TASK REQUIREMENTS
Each entry below is to be written out exactly, and the pictures are to be left out.

DATASET EXTRACT
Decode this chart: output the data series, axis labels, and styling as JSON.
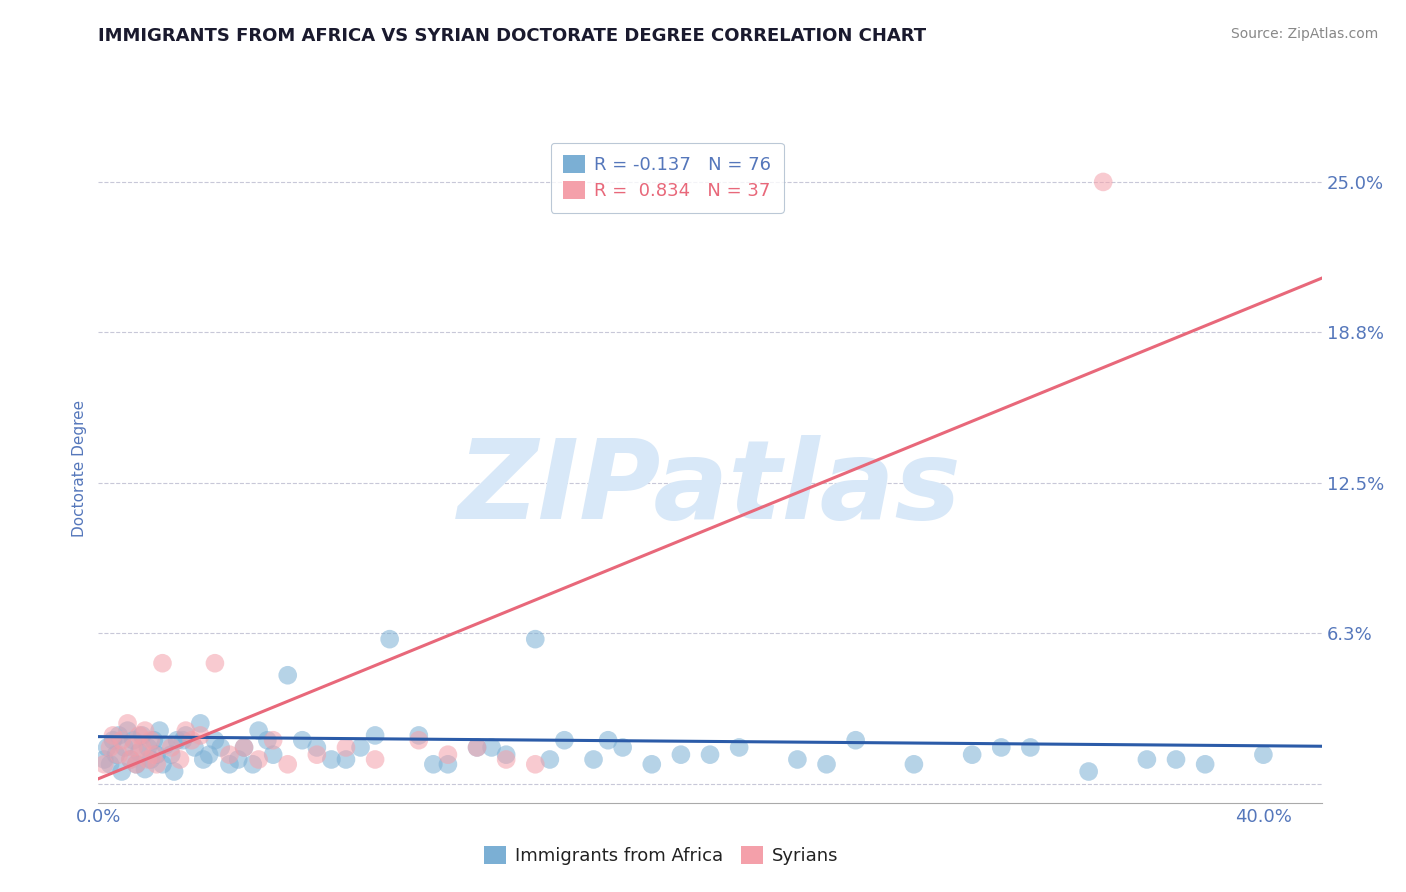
{
  "title": "IMMIGRANTS FROM AFRICA VS SYRIAN DOCTORATE DEGREE CORRELATION CHART",
  "source_text": "Source: ZipAtlas.com",
  "ylabel": "Doctorate Degree",
  "xlim": [
    0.0,
    0.42
  ],
  "ylim": [
    -0.008,
    0.27
  ],
  "ytick_values": [
    0.0,
    0.0625,
    0.125,
    0.1875,
    0.25
  ],
  "ytick_labels": [
    "",
    "6.3%",
    "12.5%",
    "18.8%",
    "25.0%"
  ],
  "blue_color": "#7BAFD4",
  "pink_color": "#F4A0AA",
  "blue_line_color": "#2B5BA8",
  "pink_line_color": "#E8687A",
  "legend_blue_label": "R = -0.137   N = 76",
  "legend_pink_label": "R =  0.834   N = 37",
  "bottom_legend_blue": "Immigrants from Africa",
  "bottom_legend_pink": "Syrians",
  "watermark": "ZIPatlas",
  "blue_scatter_x": [
    0.002,
    0.003,
    0.004,
    0.005,
    0.006,
    0.007,
    0.008,
    0.009,
    0.01,
    0.011,
    0.012,
    0.013,
    0.014,
    0.015,
    0.016,
    0.017,
    0.018,
    0.019,
    0.02,
    0.021,
    0.022,
    0.023,
    0.025,
    0.027,
    0.03,
    0.033,
    0.036,
    0.04,
    0.045,
    0.05,
    0.055,
    0.06,
    0.065,
    0.07,
    0.08,
    0.09,
    0.1,
    0.11,
    0.12,
    0.13,
    0.14,
    0.15,
    0.16,
    0.17,
    0.18,
    0.19,
    0.2,
    0.22,
    0.24,
    0.26,
    0.28,
    0.3,
    0.32,
    0.34,
    0.36,
    0.38,
    0.4,
    0.035,
    0.042,
    0.048,
    0.053,
    0.058,
    0.075,
    0.085,
    0.095,
    0.115,
    0.135,
    0.155,
    0.175,
    0.21,
    0.25,
    0.31,
    0.37,
    0.026,
    0.029,
    0.038
  ],
  "blue_scatter_y": [
    0.01,
    0.015,
    0.008,
    0.018,
    0.012,
    0.02,
    0.005,
    0.015,
    0.022,
    0.01,
    0.018,
    0.008,
    0.013,
    0.02,
    0.006,
    0.015,
    0.01,
    0.018,
    0.012,
    0.022,
    0.008,
    0.016,
    0.012,
    0.018,
    0.02,
    0.015,
    0.01,
    0.018,
    0.008,
    0.015,
    0.022,
    0.012,
    0.045,
    0.018,
    0.01,
    0.015,
    0.06,
    0.02,
    0.008,
    0.015,
    0.012,
    0.06,
    0.018,
    0.01,
    0.015,
    0.008,
    0.012,
    0.015,
    0.01,
    0.018,
    0.008,
    0.012,
    0.015,
    0.005,
    0.01,
    0.008,
    0.012,
    0.025,
    0.015,
    0.01,
    0.008,
    0.018,
    0.015,
    0.01,
    0.02,
    0.008,
    0.015,
    0.01,
    0.018,
    0.012,
    0.008,
    0.015,
    0.01,
    0.005,
    0.018,
    0.012
  ],
  "pink_scatter_x": [
    0.002,
    0.004,
    0.005,
    0.007,
    0.008,
    0.01,
    0.011,
    0.012,
    0.013,
    0.014,
    0.015,
    0.016,
    0.017,
    0.018,
    0.019,
    0.02,
    0.022,
    0.025,
    0.028,
    0.032,
    0.035,
    0.04,
    0.045,
    0.05,
    0.055,
    0.06,
    0.065,
    0.075,
    0.085,
    0.095,
    0.11,
    0.12,
    0.13,
    0.14,
    0.15,
    0.03,
    0.345
  ],
  "pink_scatter_y": [
    0.008,
    0.015,
    0.02,
    0.012,
    0.018,
    0.025,
    0.01,
    0.015,
    0.008,
    0.02,
    0.015,
    0.022,
    0.01,
    0.018,
    0.012,
    0.008,
    0.05,
    0.015,
    0.01,
    0.018,
    0.02,
    0.05,
    0.012,
    0.015,
    0.01,
    0.018,
    0.008,
    0.012,
    0.015,
    0.01,
    0.018,
    0.012,
    0.015,
    0.01,
    0.008,
    0.022,
    0.25
  ],
  "blue_trend_x": [
    0.0,
    0.42
  ],
  "blue_trend_y": [
    0.0195,
    0.0155
  ],
  "pink_trend_x": [
    0.0,
    0.42
  ],
  "pink_trend_y": [
    0.002,
    0.21
  ],
  "title_color": "#1a1a2e",
  "axis_color": "#5577BB",
  "tick_label_color": "#5577BB",
  "legend_text_blue": "#5577BB",
  "legend_text_pink": "#E8687A",
  "bottom_text_color": "#222222",
  "background_color": "#FFFFFF",
  "grid_color": "#C8C8D8",
  "title_fontsize": 13,
  "source_fontsize": 10,
  "watermark_color": "#D8E8F8",
  "watermark_fontsize": 80,
  "scatter_size": 180,
  "scatter_alpha": 0.55,
  "trend_linewidth": 2.2
}
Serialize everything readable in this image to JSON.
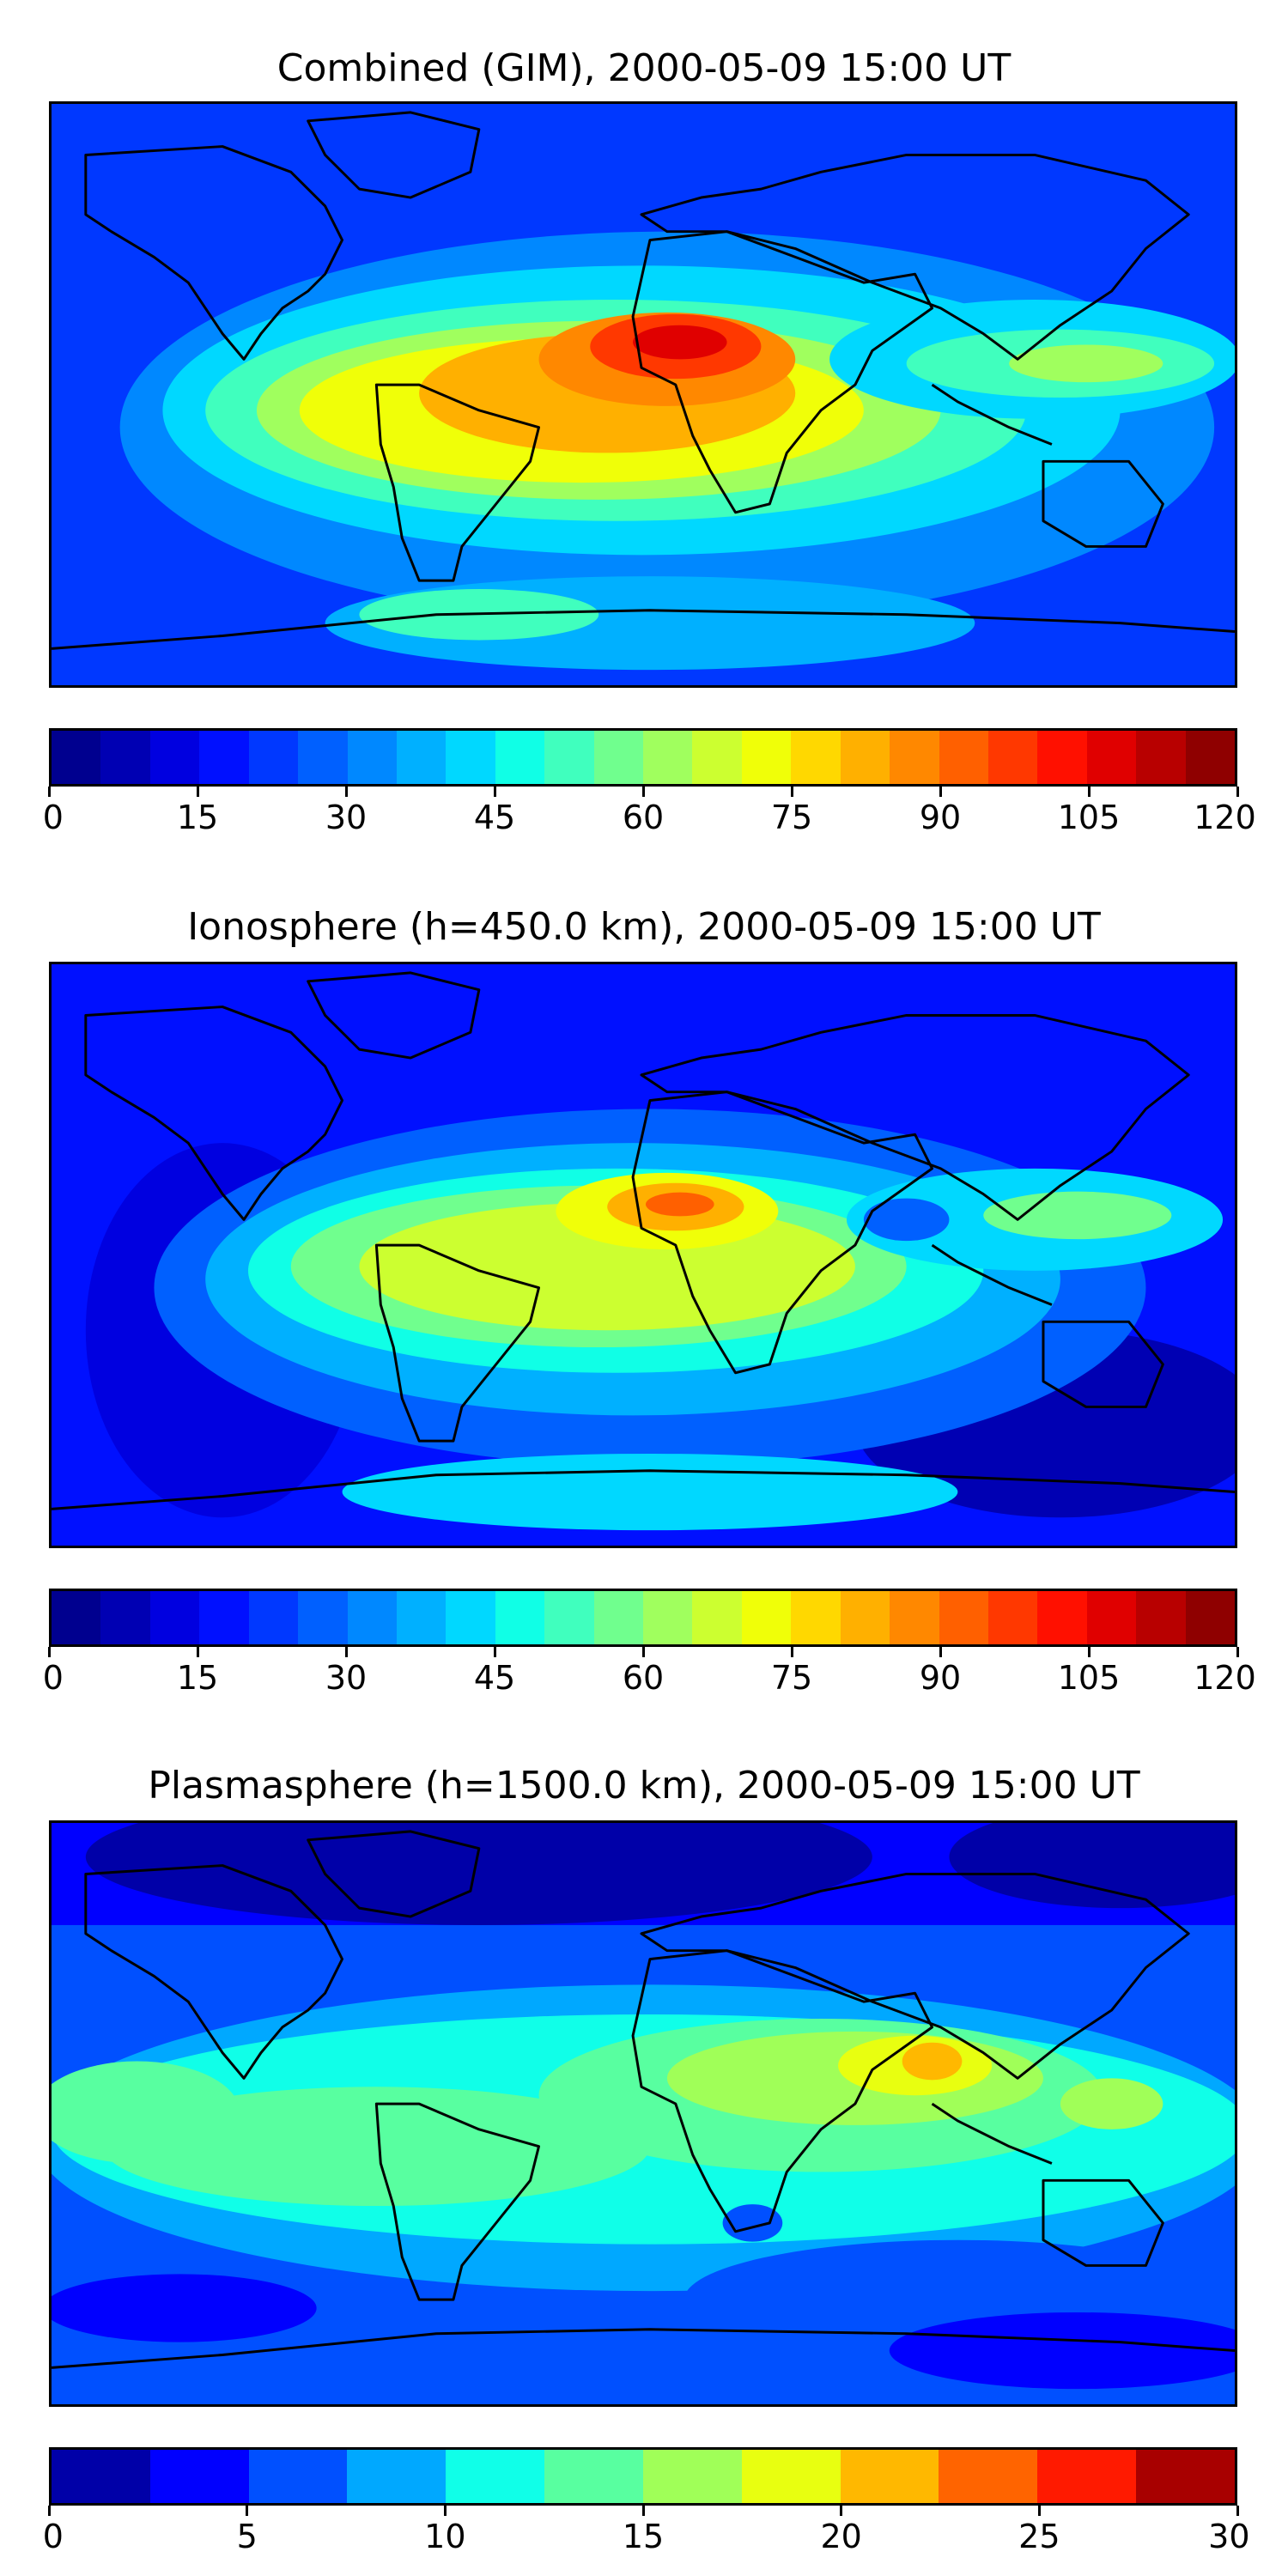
{
  "panels": [
    {
      "title": "Combined (GIM), 2000-05-09 15:00 UT",
      "levels": 24,
      "colors": [
        "#00008f",
        "#0000b3",
        "#0000e0",
        "#0010ff",
        "#0038ff",
        "#0060ff",
        "#0088ff",
        "#00b0ff",
        "#00d8ff",
        "#10ffe6",
        "#40ffbe",
        "#70ff8e",
        "#a0ff5e",
        "#ccff30",
        "#f0ff08",
        "#ffd800",
        "#ffb000",
        "#ff8800",
        "#ff6000",
        "#ff3800",
        "#ff1000",
        "#e00000",
        "#b80000",
        "#8f0000"
      ],
      "ticks": [
        "0",
        "15",
        "30",
        "45",
        "60",
        "75",
        "90",
        "105",
        "120"
      ],
      "vmax": 120
    },
    {
      "title": "Ionosphere  (h=450.0 km), 2000-05-09 15:00 UT",
      "levels": 24,
      "colors": [
        "#00008f",
        "#0000b3",
        "#0000e0",
        "#0010ff",
        "#0038ff",
        "#0060ff",
        "#0088ff",
        "#00b0ff",
        "#00d8ff",
        "#10ffe6",
        "#40ffbe",
        "#70ff8e",
        "#a0ff5e",
        "#ccff30",
        "#f0ff08",
        "#ffd800",
        "#ffb000",
        "#ff8800",
        "#ff6000",
        "#ff3800",
        "#ff1000",
        "#e00000",
        "#b80000",
        "#8f0000"
      ],
      "ticks": [
        "0",
        "15",
        "30",
        "45",
        "60",
        "75",
        "90",
        "105",
        "120"
      ],
      "vmax": 120
    },
    {
      "title": "Plasmasphere (h=1500.0 km), 2000-05-09 15:00 UT",
      "levels": 12,
      "colors": [
        "#0000a8",
        "#0000ff",
        "#0050ff",
        "#00a8ff",
        "#10ffe8",
        "#58ffa0",
        "#a0ff58",
        "#e8ff10",
        "#ffb800",
        "#ff6400",
        "#ff1a00",
        "#a80000"
      ],
      "ticks": [
        "0",
        "5",
        "10",
        "15",
        "20",
        "25",
        "30"
      ],
      "vmax": 30
    }
  ]
}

COMPLETED TASK
Decode this chart: output the data series, axis labels, and styling as JSON.
{
  "title": "IMMIGRANTS FROM AFRICA VS SYRIAN DOCTORATE DEGREE CORRELATION CHART",
  "source_text": "Source: ZipAtlas.com",
  "ylabel": "Doctorate Degree",
  "xlim": [
    0.0,
    0.42
  ],
  "ylim": [
    -0.008,
    0.27
  ],
  "ytick_values": [
    0.0,
    0.0625,
    0.125,
    0.1875,
    0.25
  ],
  "ytick_labels": [
    "",
    "6.3%",
    "12.5%",
    "18.8%",
    "25.0%"
  ],
  "blue_color": "#7BAFD4",
  "pink_color": "#F4A0AA",
  "blue_line_color": "#2B5BA8",
  "pink_line_color": "#E8687A",
  "legend_blue_label": "R = -0.137   N = 76",
  "legend_pink_label": "R =  0.834   N = 37",
  "bottom_legend_blue": "Immigrants from Africa",
  "bottom_legend_pink": "Syrians",
  "watermark": "ZIPatlas",
  "blue_scatter_x": [
    0.002,
    0.003,
    0.004,
    0.005,
    0.006,
    0.007,
    0.008,
    0.009,
    0.01,
    0.011,
    0.012,
    0.013,
    0.014,
    0.015,
    0.016,
    0.017,
    0.018,
    0.019,
    0.02,
    0.021,
    0.022,
    0.023,
    0.025,
    0.027,
    0.03,
    0.033,
    0.036,
    0.04,
    0.045,
    0.05,
    0.055,
    0.06,
    0.065,
    0.07,
    0.08,
    0.09,
    0.1,
    0.11,
    0.12,
    0.13,
    0.14,
    0.15,
    0.16,
    0.17,
    0.18,
    0.19,
    0.2,
    0.22,
    0.24,
    0.26,
    0.28,
    0.3,
    0.32,
    0.34,
    0.36,
    0.38,
    0.4,
    0.035,
    0.042,
    0.048,
    0.053,
    0.058,
    0.075,
    0.085,
    0.095,
    0.115,
    0.135,
    0.155,
    0.175,
    0.21,
    0.25,
    0.31,
    0.37,
    0.026,
    0.029,
    0.038
  ],
  "blue_scatter_y": [
    0.01,
    0.015,
    0.008,
    0.018,
    0.012,
    0.02,
    0.005,
    0.015,
    0.022,
    0.01,
    0.018,
    0.008,
    0.013,
    0.02,
    0.006,
    0.015,
    0.01,
    0.018,
    0.012,
    0.022,
    0.008,
    0.016,
    0.012,
    0.018,
    0.02,
    0.015,
    0.01,
    0.018,
    0.008,
    0.015,
    0.022,
    0.012,
    0.045,
    0.018,
    0.01,
    0.015,
    0.06,
    0.02,
    0.008,
    0.015,
    0.012,
    0.06,
    0.018,
    0.01,
    0.015,
    0.008,
    0.012,
    0.015,
    0.01,
    0.018,
    0.008,
    0.012,
    0.015,
    0.005,
    0.01,
    0.008,
    0.012,
    0.025,
    0.015,
    0.01,
    0.008,
    0.018,
    0.015,
    0.01,
    0.02,
    0.008,
    0.015,
    0.01,
    0.018,
    0.012,
    0.008,
    0.015,
    0.01,
    0.005,
    0.018,
    0.012
  ],
  "pink_scatter_x": [
    0.002,
    0.004,
    0.005,
    0.007,
    0.008,
    0.01,
    0.011,
    0.012,
    0.013,
    0.014,
    0.015,
    0.016,
    0.017,
    0.018,
    0.019,
    0.02,
    0.022,
    0.025,
    0.028,
    0.032,
    0.035,
    0.04,
    0.045,
    0.05,
    0.055,
    0.06,
    0.065,
    0.075,
    0.085,
    0.095,
    0.11,
    0.12,
    0.13,
    0.14,
    0.15,
    0.03,
    0.345
  ],
  "pink_scatter_y": [
    0.008,
    0.015,
    0.02,
    0.012,
    0.018,
    0.025,
    0.01,
    0.015,
    0.008,
    0.02,
    0.015,
    0.022,
    0.01,
    0.018,
    0.012,
    0.008,
    0.05,
    0.015,
    0.01,
    0.018,
    0.02,
    0.05,
    0.012,
    0.015,
    0.01,
    0.018,
    0.008,
    0.012,
    0.015,
    0.01,
    0.018,
    0.012,
    0.015,
    0.01,
    0.008,
    0.022,
    0.25
  ],
  "blue_trend_x": [
    0.0,
    0.42
  ],
  "blue_trend_y": [
    0.0195,
    0.0155
  ],
  "pink_trend_x": [
    0.0,
    0.42
  ],
  "pink_trend_y": [
    0.002,
    0.21
  ],
  "title_color": "#1a1a2e",
  "axis_color": "#5577BB",
  "tick_label_color": "#5577BB",
  "legend_text_blue": "#5577BB",
  "legend_text_pink": "#E8687A",
  "bottom_text_color": "#222222",
  "background_color": "#FFFFFF",
  "grid_color": "#C8C8D8",
  "title_fontsize": 13,
  "source_fontsize": 10,
  "watermark_color": "#D8E8F8",
  "watermark_fontsize": 80,
  "scatter_size": 180,
  "scatter_alpha": 0.55,
  "trend_linewidth": 2.2
}
Serialize everything readable in this image to JSON.
{
  "panels": [
    {
      "title": "Combined (GIM), 2000-05-09 15:00 UT",
      "levels": 24,
      "colors": [
        "#00008f",
        "#0000b3",
        "#0000e0",
        "#0010ff",
        "#0038ff",
        "#0060ff",
        "#0088ff",
        "#00b0ff",
        "#00d8ff",
        "#10ffe6",
        "#40ffbe",
        "#70ff8e",
        "#a0ff5e",
        "#ccff30",
        "#f0ff08",
        "#ffd800",
        "#ffb000",
        "#ff8800",
        "#ff6000",
        "#ff3800",
        "#ff1000",
        "#e00000",
        "#b80000",
        "#8f0000"
      ],
      "ticks": [
        "0",
        "15",
        "30",
        "45",
        "60",
        "75",
        "90",
        "105",
        "120"
      ],
      "vmax": 120
    },
    {
      "title": "Ionosphere  (h=450.0 km), 2000-05-09 15:00 UT",
      "levels": 24,
      "colors": [
        "#00008f",
        "#0000b3",
        "#0000e0",
        "#0010ff",
        "#0038ff",
        "#0060ff",
        "#0088ff",
        "#00b0ff",
        "#00d8ff",
        "#10ffe6",
        "#40ffbe",
        "#70ff8e",
        "#a0ff5e",
        "#ccff30",
        "#f0ff08",
        "#ffd800",
        "#ffb000",
        "#ff8800",
        "#ff6000",
        "#ff3800",
        "#ff1000",
        "#e00000",
        "#b80000",
        "#8f0000"
      ],
      "ticks": [
        "0",
        "15",
        "30",
        "45",
        "60",
        "75",
        "90",
        "105",
        "120"
      ],
      "vmax": 120
    },
    {
      "title": "Plasmasphere (h=1500.0 km), 2000-05-09 15:00 UT",
      "levels": 12,
      "colors": [
        "#0000a8",
        "#0000ff",
        "#0050ff",
        "#00a8ff",
        "#10ffe8",
        "#58ffa0",
        "#a0ff58",
        "#e8ff10",
        "#ffb800",
        "#ff6400",
        "#ff1a00",
        "#a80000"
      ],
      "ticks": [
        "0",
        "5",
        "10",
        "15",
        "20",
        "25",
        "30"
      ],
      "vmax": 30
    }
  ]
}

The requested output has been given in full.